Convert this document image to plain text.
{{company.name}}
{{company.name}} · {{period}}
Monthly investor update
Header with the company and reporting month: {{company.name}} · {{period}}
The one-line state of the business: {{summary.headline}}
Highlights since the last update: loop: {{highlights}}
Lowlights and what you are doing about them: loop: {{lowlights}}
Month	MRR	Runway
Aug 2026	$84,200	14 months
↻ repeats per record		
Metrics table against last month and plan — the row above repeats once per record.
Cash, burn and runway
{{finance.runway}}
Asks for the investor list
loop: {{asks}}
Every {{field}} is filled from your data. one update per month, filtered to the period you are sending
════════════════════
-- Task brief --
Output the lines above verbatim and in full.

-- Answer --
Convert this document image to plain text.
{{company.name}}
{{company.name}} · {{period}}
Monthly investor update
Header with the company and reporting month: {{company.name}} · {{period}}
The one-line state of the business: {{summary.headline}}
Highlights since the last update: loop: {{highlights}}
Lowlights and what you are doing about them: loop: {{lowlights}}
Month	MRR	Runway
Aug 2026	$84,200	14 months
↻ repeats per record		
Metrics table against last month and plan — the row above repeats once per record.
Cash, burn and runway
{{finance.runway}}
Asks for the investor list
loop: {{asks}}
Every {{field}} is filled from your data. one update per month, filtered to the period you are sending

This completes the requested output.